Exercise description:
Go through the material below and copy all lines with "Detmold".

Data in this exercise:

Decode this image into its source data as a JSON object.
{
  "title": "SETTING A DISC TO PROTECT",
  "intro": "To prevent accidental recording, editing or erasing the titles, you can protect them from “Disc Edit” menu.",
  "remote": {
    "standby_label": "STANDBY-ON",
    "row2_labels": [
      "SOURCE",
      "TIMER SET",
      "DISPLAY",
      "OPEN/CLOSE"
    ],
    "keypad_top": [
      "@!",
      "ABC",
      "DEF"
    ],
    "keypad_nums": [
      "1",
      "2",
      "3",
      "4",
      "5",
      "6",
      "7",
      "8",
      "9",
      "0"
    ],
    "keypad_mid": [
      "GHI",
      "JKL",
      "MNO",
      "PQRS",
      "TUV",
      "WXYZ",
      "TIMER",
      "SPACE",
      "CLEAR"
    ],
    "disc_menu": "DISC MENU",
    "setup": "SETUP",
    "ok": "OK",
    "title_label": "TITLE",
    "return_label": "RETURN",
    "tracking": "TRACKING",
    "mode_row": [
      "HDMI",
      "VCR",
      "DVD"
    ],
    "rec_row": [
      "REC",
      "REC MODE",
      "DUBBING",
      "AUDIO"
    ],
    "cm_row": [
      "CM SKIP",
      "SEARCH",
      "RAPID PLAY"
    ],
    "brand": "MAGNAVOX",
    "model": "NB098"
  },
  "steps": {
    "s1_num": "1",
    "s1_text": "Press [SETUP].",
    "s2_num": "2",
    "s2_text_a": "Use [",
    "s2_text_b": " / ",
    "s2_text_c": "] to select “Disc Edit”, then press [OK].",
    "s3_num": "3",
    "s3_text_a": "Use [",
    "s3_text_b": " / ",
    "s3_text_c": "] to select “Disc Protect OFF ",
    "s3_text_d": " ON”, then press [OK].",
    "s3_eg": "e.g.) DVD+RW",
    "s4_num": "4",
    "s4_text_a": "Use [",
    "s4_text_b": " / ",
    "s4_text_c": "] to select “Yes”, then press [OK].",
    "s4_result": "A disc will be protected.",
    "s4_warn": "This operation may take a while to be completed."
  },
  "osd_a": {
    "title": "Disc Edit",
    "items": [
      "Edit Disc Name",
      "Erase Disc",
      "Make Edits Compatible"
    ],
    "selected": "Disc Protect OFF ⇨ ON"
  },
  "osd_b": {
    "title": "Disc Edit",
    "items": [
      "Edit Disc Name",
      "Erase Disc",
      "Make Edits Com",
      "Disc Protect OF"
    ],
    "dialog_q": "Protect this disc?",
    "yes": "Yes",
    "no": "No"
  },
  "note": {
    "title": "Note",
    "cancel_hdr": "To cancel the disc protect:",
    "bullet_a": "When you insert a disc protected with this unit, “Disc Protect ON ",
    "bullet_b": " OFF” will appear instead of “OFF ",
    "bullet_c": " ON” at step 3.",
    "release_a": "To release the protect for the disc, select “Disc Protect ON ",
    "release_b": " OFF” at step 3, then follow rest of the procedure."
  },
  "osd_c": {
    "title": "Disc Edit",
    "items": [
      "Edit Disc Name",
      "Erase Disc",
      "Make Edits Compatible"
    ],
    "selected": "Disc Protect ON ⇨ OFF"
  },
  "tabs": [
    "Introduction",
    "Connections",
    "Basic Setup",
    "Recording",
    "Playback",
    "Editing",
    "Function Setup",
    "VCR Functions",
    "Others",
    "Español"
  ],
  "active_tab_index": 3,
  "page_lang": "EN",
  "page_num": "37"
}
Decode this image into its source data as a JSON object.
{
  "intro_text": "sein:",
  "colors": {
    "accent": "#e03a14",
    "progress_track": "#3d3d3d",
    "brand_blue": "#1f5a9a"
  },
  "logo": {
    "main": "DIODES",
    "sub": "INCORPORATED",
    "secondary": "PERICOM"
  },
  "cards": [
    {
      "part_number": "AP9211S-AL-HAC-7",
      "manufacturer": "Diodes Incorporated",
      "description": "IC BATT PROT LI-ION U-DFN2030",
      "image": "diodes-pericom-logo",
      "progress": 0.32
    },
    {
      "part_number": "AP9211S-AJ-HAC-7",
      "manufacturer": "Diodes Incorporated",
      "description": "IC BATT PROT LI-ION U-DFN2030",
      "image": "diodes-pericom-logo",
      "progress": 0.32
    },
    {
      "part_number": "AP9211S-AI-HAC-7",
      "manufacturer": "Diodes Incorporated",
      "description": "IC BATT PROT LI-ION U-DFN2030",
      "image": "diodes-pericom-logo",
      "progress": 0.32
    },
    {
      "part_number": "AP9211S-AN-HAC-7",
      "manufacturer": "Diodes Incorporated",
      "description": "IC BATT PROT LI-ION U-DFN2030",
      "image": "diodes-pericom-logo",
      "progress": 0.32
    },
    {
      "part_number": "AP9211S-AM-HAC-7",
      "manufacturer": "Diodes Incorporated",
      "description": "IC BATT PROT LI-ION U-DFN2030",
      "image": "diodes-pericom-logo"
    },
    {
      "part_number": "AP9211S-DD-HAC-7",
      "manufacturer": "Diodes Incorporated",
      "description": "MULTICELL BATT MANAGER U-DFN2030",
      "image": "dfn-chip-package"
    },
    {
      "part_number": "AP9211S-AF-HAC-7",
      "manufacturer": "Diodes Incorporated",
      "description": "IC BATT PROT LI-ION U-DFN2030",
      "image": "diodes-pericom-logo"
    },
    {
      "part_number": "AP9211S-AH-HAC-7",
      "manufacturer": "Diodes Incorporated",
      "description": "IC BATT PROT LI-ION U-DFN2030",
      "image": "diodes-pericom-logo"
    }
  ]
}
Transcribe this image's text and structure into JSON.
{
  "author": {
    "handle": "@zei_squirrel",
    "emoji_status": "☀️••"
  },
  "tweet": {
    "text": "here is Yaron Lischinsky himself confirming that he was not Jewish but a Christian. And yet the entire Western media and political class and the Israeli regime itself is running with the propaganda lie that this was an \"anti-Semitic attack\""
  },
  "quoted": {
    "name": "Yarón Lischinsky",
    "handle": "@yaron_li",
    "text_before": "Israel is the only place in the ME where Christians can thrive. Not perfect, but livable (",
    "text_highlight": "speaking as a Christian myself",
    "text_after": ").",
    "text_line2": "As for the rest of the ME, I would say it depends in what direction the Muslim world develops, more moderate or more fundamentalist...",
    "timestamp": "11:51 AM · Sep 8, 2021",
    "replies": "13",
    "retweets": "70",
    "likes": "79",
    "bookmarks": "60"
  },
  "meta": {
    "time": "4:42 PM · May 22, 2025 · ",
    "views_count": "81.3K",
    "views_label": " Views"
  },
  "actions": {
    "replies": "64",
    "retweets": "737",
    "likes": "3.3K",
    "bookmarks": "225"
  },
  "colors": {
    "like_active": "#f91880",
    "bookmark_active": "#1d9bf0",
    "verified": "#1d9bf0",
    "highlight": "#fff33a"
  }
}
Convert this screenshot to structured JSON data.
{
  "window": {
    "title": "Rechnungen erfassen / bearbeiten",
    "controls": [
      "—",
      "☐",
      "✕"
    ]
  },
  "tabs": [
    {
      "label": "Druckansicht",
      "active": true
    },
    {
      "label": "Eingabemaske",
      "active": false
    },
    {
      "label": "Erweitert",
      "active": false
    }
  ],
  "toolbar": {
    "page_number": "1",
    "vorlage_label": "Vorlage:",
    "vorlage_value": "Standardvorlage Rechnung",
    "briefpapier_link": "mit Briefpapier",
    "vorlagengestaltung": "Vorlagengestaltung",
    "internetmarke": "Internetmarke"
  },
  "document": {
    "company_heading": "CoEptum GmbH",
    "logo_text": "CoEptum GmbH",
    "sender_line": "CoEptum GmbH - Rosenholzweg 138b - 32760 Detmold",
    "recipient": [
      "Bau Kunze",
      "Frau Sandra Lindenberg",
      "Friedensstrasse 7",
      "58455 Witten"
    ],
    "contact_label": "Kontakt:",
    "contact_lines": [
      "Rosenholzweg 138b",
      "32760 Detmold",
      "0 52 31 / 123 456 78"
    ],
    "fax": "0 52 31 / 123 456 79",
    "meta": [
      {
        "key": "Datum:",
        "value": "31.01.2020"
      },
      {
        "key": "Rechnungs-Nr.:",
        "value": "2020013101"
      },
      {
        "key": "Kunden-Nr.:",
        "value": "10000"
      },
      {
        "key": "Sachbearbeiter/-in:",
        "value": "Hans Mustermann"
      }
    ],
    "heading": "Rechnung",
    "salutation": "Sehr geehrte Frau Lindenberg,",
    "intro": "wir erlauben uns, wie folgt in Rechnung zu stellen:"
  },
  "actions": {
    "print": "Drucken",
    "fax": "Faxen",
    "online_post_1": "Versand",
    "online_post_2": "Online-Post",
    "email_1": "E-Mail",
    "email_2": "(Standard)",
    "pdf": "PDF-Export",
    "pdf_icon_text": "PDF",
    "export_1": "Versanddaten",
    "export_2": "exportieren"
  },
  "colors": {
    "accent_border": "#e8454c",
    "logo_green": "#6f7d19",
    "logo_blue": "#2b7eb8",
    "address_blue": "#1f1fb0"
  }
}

Finished answer:
    "sender_line": "CoEptum GmbH - Rosenholzweg 138b - 32760 Detmold",
      "32760 Detmold",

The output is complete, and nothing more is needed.